## WHAT YOU NEED TO DO
Only the number is wanted: how many lines in the data contain "Deutsche"?

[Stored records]
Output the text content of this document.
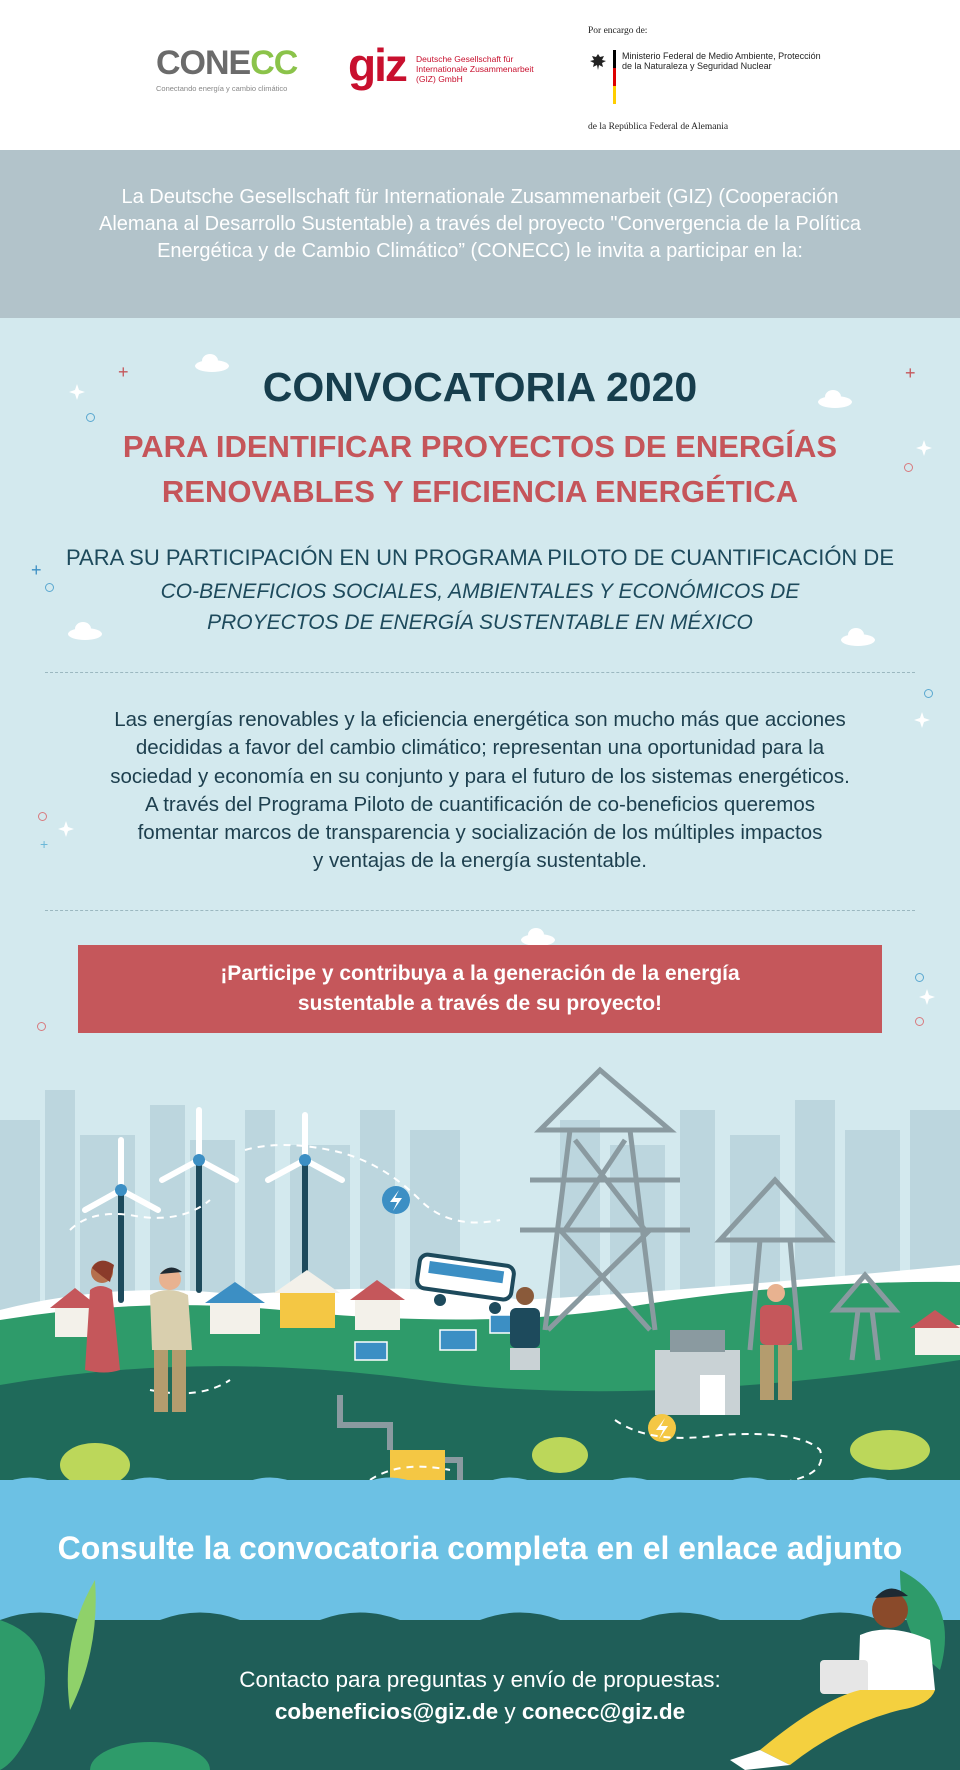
CONECC
Conectando energía y cambio climático giz Deutsche Gesellschaft für Internationale Zusammenarbeit (GIZ) GmbH
Por encargo de:
Ministerio Federal de Medio Ambiente, Protección de la Naturaleza y Seguridad Nuclear
de la República Federal de Alemania

La Deutsche Gesellschaft für Internationale Zusammenarbeit (GIZ) (Cooperación Alemana al Desarrollo Sustentable) a través del proyecto "Convergencia de la Política Energética y de Cambio Climático” (CONECC) le invita a participar en la:

+	+
+
+
CONVOCATORIA 2020
PARA IDENTIFICAR PROYECTOS DE ENERGÍAS
RENOVABLES Y EFICIENCIA ENERGÉTICA
PARA SU PARTICIPACIÓN EN UN PROGRAMA PILOTO DE CUANTIFICACIÓN DE
CO-BENEFICIOS SOCIALES, AMBIENTALES Y ECONÓMICOS DE
PROYECTOS DE ENERGÍA SUSTENTABLE EN MÉXICO
Las energías renovables y la eficiencia energética son mucho más que acciones
decididas a favor del cambio climático; representan una oportunidad para la
sociedad y economía en su conjunto y para el futuro de los sistemas energéticos.
A través del Programa Piloto de cuantificación de co-beneficios queremos
fomentar marcos de transparencia y socialización de los múltiples impactos
y ventajas de la energía sustentable.
¡Participe y contribuya a la generación de la energía
sustentable a través de su proyecto!
Consulte la convocatoria completa en el enlace adjunto
Contacto para preguntas y envío de propuestas:
cobeneficios@giz.de y conecc@giz.de
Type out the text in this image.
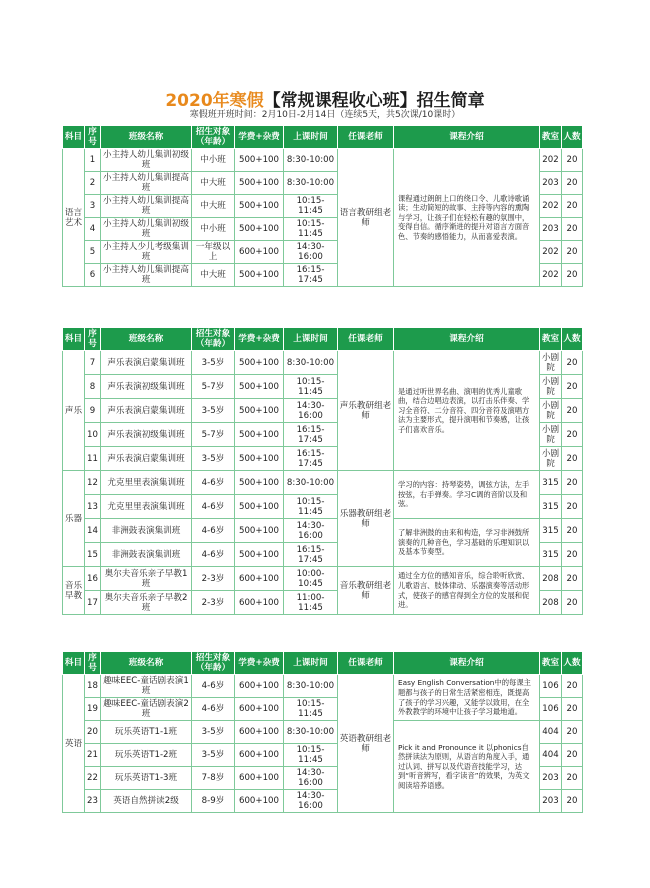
2020年寒假【常规课程收心班】招生简章
寒假班开班时间：2月10日-2月14日（连续5天，共5次课/10课时）
科目	序号	班级名称	招生对象（年龄）	学费+杂费	上课时间	任课老师	课程介绍	教室	人数
语言艺术	1	小主持人幼儿集训初级班	中小班	500+100	8:30-10:00	语言教研组老师	课程通过朗朗上口的绕口令、儿歌诗歌诵读；生动简短的故事、主持等内容的熏陶与学习，让孩子们在轻松有趣的氛围中，变得自信。循序渐进的提升对语言方面音色、节奏的感悟能力，从而喜爱表演。	202	20
	2	小主持人幼儿集训提高班	中大班	500+100	8:30-10:00			203	20
	3	小主持人幼儿集训提高班	中大班	500+100	10:15-11:45			202	20
	4	小主持人幼儿集训初级班	中小班	500+100	10:15-11:45			203	20
	5	小主持人少儿考级集训班	一年级以上	600+100	14:30-16:00			202	20
	6	小主持人幼儿集训提高班	中大班	500+100	16:15-17:45			202	20
科目	序号	班级名称	招生对象（年龄）	学费+杂费	上课时间	任课老师	课程介绍	教室	人数
声乐	7	声乐表演启蒙集训班	3-5岁	500+100	8:30-10:00	声乐教研组老师	是通过听世界名曲、演唱的优秀儿童歌曲，结合边唱边表演，以打击乐伴奏、学习全音符、二分音符、四分音符及演唱方法为主要形式，提升演唱和节奏感，让孩子们喜欢音乐。	小剧院	20
	8	声乐表演初级集训班	5-7岁	500+100	10:15-11:45			小剧院	20
	9	声乐表演启蒙集训班	3-5岁	500+100	14:30-16:00			小剧院	20
	10	声乐表演初级集训班	5-7岁	500+100	16:15-17:45			小剧院	20
	11	声乐表演启蒙集训班	3-5岁	500+100	16:15-17:45			小剧院	20
乐器	12	尤克里里表演集训班	4-6岁	500+100	8:30-10:00	乐器教研组老师	学习的内容：持琴姿势，调弦方法，左手按弦，右手弹奏。学习C调的音阶以及和弦。	315	20
	13	尤克里里表演集训班	4-6岁	500+100	10:15-11:45			315	20
	14	非洲鼓表演集训班	4-6岁	500+100	14:30-16:00		了解非洲鼓的由来和构造，学习非洲鼓所演奏的几种音色，学习基础的乐理知识以及基本节奏型。	315	20
	15	非洲鼓表演集训班	4-6岁	500+100	16:15-17:45			315	20
音乐早教	16	奥尔夫音乐亲子早教1班	2-3岁	600+100	10:00-10:45	音乐教研组老师	通过全方位的感知音乐，综合聆听欣赏、儿歌语言、肢体律动、乐器演奏等活动形式，使孩子的感官得到全方位的发展和促进。	208	20
	17	奥尔夫音乐亲子早教2班	2-3岁	600+100	11:00-11:45			208	20
科目	序号	班级名称	招生对象（年龄）	学费+杂费	上课时间	任课老师	课程介绍	教室	人数
英语	18	趣味EEC-童话剧表演1班	4-6岁	600+100	8:30-10:00	英语教研组老师	Easy English Conversation中的每课主题都与孩子的日常生活紧密相连，既提高了孩子的学习兴趣，又能学以致用，在全外教教学的环境中让孩子学习最地道。	106	20
	19	趣味EEC-童话剧表演2班	4-6岁	600+100	10:15-11:45			106	20
	20	玩乐英语T1-1班	3-5岁	600+100	8:30-10:00		Pick it and Pronounce it 以phonics自然拼读法为原则，从语言的角度入手，通过认词、拼写以及代语音技能学习，达到“听音辨写，看字读音”的效果，为英文阅读培养语感。	404	20
	21	玩乐英语T1-2班	3-5岁	600+100	10:15-11:45			404	20
	22	玩乐英语T1-3班	7-8岁	600+100	14:30-16:00			203	20
	23	英语自然拼读2级	8-9岁	600+100	14:30-16:00			203	20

## TASK RESULT
2